-- START INFORMATION SUPPLIED --
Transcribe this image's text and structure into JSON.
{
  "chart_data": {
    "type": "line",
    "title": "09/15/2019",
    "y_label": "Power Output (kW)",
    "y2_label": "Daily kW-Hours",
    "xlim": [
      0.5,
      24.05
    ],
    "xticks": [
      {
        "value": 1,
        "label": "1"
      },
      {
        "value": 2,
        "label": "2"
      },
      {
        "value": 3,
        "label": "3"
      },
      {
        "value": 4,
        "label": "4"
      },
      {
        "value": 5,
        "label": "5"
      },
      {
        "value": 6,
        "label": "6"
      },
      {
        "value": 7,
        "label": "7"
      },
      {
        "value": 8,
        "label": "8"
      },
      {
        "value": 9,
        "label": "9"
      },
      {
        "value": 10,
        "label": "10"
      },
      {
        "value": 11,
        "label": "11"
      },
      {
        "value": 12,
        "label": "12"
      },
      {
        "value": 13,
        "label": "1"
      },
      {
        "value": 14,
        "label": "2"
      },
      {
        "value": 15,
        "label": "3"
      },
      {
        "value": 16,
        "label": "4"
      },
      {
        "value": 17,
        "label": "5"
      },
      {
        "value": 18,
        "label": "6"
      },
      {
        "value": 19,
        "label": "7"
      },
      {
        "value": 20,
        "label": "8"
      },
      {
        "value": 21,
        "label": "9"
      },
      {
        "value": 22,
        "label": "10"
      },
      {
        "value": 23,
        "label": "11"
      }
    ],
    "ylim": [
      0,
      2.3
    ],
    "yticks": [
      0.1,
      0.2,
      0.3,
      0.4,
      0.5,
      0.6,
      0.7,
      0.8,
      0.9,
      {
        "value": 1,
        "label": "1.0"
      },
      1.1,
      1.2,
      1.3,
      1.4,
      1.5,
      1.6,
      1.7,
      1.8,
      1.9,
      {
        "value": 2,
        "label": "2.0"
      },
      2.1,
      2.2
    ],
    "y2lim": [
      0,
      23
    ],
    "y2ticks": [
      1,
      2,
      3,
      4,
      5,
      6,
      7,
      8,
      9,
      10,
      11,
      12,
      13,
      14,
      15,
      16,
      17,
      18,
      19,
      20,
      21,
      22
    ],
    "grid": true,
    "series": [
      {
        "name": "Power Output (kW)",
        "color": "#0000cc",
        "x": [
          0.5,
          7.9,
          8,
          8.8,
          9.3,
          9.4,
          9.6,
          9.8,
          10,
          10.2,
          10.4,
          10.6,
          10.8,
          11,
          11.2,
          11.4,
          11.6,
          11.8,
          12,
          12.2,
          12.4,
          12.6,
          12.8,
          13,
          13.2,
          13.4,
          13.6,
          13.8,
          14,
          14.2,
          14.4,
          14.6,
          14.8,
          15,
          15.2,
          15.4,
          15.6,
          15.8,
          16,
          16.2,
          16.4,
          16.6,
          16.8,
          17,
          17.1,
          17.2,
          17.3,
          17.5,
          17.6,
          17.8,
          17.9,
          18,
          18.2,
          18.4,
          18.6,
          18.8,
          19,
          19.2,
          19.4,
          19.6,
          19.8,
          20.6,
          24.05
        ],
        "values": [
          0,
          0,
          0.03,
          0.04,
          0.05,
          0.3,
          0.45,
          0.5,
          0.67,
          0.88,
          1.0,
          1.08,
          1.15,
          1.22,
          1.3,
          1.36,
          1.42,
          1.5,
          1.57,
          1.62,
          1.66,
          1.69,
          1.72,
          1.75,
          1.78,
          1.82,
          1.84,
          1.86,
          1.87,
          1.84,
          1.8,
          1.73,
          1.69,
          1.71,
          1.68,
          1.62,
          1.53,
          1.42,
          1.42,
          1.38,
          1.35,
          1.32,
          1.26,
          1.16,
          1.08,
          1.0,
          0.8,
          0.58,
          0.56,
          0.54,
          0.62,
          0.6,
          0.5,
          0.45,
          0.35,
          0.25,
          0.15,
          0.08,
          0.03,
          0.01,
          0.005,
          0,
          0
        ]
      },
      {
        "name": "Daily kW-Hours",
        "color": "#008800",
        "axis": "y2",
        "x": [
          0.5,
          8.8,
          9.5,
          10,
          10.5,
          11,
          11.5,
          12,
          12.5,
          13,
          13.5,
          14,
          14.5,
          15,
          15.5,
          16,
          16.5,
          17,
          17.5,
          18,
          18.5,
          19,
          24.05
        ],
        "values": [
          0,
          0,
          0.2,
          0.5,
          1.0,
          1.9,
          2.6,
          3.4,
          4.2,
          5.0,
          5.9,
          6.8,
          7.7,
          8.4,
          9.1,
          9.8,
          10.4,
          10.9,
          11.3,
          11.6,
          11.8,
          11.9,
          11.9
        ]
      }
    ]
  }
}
-- END INFORMATION SUPPLIED --
**WHAT IS EXPECTED**
In the material above, show every line where the word "Output" turns up.

**PROBLEM SOLUTION**
    "y_label": "Power Output (kW)",
        "name": "Power Output (kW)",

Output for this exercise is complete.